- Source records:
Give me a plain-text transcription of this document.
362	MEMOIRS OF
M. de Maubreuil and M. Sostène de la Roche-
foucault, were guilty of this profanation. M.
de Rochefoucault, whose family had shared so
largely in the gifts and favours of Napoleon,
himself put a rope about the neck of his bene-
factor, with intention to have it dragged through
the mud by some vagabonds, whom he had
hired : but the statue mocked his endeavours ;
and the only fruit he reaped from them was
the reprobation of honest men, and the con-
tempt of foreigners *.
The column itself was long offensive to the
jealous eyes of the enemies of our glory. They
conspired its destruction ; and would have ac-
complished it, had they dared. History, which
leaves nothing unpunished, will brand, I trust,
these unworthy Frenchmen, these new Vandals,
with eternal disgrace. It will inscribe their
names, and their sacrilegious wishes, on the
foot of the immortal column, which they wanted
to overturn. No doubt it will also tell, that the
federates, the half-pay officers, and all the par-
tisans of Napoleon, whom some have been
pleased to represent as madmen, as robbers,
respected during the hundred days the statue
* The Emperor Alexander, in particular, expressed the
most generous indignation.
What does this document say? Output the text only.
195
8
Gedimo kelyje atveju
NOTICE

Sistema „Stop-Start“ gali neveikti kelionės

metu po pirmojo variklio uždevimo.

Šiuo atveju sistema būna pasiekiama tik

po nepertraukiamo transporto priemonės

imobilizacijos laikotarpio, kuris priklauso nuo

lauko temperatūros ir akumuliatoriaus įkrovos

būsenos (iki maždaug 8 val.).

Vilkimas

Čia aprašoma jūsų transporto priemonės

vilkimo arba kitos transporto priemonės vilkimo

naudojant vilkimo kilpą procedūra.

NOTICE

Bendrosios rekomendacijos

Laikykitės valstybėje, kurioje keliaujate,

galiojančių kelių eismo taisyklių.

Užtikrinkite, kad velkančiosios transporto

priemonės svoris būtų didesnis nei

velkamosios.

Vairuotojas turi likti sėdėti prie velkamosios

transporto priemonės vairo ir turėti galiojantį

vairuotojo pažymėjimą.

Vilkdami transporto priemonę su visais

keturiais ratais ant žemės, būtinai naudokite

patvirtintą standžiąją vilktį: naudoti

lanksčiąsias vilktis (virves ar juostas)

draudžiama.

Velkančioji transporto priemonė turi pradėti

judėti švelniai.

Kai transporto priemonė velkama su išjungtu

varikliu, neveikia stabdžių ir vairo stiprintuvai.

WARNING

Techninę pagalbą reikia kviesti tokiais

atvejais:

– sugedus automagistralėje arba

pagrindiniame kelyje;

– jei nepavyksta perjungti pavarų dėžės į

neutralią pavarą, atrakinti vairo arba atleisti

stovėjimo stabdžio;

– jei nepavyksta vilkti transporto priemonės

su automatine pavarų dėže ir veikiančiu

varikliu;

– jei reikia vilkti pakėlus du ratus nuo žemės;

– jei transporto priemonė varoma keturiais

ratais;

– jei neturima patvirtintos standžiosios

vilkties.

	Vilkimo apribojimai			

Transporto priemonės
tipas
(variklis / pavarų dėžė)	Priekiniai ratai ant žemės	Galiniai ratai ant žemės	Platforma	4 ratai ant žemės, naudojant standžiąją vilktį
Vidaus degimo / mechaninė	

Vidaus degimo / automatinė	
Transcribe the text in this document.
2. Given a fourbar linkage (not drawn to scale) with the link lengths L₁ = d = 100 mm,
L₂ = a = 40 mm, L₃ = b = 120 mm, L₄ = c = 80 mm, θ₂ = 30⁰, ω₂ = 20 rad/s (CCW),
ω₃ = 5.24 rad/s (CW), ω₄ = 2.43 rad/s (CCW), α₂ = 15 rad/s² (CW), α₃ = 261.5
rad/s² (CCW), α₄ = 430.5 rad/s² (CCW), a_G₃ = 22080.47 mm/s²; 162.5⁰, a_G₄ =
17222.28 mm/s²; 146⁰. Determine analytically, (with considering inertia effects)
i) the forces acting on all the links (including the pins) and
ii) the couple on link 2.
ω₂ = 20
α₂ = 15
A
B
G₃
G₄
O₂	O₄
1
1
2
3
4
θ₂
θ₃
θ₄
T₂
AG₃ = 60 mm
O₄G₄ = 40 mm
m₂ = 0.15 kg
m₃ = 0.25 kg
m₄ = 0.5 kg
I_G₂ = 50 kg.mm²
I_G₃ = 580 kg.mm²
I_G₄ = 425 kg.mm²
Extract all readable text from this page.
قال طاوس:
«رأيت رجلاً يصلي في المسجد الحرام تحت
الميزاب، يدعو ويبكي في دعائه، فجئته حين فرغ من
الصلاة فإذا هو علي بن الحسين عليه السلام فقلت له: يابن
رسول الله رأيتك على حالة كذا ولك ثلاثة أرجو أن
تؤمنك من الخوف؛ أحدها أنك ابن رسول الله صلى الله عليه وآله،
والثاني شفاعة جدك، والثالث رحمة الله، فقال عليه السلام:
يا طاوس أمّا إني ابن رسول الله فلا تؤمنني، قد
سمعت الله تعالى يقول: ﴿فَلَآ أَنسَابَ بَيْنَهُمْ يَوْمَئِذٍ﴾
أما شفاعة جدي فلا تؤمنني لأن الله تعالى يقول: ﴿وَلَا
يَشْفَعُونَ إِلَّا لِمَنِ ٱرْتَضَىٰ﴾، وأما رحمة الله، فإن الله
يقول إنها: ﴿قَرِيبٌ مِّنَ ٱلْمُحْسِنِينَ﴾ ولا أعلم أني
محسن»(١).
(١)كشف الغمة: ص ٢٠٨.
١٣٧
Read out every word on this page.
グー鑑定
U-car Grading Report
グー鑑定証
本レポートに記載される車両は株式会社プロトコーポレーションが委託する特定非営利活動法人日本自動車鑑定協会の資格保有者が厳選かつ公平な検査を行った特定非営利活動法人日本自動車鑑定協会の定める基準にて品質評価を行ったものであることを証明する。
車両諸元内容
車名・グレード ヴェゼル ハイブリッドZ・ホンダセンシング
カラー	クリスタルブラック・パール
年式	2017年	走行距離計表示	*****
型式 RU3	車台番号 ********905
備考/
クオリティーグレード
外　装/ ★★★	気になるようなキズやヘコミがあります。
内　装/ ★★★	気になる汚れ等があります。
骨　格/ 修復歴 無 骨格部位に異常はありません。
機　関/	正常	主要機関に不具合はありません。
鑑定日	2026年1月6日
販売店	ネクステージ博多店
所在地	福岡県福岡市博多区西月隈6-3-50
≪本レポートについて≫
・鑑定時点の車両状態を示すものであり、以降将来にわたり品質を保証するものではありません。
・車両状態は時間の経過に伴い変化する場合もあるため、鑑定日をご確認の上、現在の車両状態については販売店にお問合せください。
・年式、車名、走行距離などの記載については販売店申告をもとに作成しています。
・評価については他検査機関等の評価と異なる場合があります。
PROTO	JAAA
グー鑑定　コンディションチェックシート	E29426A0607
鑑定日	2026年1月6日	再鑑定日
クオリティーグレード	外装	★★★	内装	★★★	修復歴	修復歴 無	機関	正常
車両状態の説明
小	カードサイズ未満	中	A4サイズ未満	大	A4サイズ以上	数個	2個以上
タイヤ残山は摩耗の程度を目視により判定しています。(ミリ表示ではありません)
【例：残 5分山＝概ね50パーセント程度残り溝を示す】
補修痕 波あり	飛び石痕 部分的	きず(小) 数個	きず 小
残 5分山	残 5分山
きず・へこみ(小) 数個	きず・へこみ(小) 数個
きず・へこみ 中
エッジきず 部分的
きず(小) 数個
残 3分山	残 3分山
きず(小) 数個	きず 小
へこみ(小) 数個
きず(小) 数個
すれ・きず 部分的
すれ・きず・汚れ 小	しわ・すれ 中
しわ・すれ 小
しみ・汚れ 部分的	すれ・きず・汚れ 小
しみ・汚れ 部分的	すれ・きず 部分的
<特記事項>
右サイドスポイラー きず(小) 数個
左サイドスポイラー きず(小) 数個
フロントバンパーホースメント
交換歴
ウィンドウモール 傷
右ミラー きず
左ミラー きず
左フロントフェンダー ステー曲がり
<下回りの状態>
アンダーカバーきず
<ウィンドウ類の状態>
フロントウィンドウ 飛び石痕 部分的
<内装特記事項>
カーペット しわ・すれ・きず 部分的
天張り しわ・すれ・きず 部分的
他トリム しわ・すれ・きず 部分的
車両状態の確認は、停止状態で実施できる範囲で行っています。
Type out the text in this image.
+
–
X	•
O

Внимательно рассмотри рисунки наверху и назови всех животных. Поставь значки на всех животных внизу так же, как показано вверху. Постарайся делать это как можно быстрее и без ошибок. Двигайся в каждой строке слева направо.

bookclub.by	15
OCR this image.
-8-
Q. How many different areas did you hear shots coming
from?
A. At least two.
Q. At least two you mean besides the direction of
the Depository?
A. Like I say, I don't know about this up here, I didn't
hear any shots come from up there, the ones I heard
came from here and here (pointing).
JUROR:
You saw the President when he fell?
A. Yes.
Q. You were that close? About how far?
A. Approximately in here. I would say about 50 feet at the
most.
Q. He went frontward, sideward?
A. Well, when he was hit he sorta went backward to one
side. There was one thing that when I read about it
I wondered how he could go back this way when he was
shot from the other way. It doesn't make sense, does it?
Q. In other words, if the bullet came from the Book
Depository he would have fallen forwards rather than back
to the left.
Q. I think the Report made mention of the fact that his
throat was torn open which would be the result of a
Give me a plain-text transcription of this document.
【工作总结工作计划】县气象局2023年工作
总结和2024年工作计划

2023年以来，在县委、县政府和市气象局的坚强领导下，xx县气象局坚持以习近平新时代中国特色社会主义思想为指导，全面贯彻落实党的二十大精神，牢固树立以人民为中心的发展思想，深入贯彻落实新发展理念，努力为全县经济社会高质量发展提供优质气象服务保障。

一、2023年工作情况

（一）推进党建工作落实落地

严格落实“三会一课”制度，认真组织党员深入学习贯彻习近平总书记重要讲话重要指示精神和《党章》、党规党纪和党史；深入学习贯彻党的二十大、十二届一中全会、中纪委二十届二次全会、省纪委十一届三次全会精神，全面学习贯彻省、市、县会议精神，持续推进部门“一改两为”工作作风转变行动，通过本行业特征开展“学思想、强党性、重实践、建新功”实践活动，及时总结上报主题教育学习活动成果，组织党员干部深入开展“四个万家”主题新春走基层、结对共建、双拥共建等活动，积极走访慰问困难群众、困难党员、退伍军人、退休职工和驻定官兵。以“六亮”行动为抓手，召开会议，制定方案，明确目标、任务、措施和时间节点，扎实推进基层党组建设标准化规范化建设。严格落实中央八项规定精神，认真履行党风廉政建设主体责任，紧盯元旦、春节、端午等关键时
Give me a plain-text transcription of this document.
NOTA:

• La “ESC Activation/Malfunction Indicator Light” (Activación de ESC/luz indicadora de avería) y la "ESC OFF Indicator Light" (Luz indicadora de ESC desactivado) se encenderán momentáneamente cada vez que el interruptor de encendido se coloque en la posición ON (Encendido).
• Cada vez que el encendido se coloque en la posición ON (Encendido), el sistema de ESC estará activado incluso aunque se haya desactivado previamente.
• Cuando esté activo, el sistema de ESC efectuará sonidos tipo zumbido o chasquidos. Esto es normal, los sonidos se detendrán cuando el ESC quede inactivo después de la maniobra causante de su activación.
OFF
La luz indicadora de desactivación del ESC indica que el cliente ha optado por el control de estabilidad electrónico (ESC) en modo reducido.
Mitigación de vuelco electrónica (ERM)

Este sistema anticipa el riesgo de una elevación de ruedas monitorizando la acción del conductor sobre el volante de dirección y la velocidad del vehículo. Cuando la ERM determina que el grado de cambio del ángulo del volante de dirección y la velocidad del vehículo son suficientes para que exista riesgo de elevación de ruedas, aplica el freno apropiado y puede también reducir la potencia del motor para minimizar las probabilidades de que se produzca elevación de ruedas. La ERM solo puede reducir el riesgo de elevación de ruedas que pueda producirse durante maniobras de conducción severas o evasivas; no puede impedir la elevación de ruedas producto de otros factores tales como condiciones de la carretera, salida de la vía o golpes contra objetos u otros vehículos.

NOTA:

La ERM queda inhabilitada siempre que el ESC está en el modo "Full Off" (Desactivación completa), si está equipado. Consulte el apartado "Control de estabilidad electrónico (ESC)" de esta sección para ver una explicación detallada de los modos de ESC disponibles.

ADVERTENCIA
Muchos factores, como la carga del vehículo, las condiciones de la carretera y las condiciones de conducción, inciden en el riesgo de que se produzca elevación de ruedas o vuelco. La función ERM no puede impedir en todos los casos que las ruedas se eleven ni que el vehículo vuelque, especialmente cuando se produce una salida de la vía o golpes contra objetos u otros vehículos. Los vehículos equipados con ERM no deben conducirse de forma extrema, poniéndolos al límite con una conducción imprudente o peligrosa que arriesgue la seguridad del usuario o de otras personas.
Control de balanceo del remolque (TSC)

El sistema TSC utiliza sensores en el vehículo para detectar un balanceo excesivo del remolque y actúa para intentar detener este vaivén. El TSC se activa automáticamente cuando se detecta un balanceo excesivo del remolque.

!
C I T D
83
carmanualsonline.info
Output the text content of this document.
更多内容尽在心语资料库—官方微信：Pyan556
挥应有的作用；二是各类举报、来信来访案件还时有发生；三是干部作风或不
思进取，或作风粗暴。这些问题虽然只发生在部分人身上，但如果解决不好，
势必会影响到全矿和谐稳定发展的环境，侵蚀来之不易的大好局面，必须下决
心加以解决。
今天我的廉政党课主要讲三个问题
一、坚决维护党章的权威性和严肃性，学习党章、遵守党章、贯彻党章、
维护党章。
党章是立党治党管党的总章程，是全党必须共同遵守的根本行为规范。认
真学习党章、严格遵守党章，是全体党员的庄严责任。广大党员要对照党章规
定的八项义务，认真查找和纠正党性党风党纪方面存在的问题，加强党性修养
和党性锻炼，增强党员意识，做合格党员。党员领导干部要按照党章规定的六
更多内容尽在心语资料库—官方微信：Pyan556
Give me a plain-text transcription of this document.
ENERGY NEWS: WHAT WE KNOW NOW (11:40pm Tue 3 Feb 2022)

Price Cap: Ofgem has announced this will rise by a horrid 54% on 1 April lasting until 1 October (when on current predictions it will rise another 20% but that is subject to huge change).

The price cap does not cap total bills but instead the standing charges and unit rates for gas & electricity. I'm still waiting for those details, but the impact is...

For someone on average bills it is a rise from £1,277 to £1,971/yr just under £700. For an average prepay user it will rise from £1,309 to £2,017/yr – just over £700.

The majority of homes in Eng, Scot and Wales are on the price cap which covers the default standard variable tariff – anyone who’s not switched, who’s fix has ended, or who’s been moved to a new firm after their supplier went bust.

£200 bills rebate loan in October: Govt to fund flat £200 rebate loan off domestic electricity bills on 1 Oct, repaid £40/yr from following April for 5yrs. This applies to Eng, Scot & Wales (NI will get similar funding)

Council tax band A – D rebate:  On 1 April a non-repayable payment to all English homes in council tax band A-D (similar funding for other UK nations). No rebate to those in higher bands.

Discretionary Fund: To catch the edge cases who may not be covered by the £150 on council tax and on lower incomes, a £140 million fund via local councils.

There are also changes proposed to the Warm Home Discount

- The request: Reproduce each line of the entries in which the word "keturiais" is found.

- Correct result:
keturiais ratais ant žemės, būtinai naudokite
– jei transporto priemonė varoma keturiais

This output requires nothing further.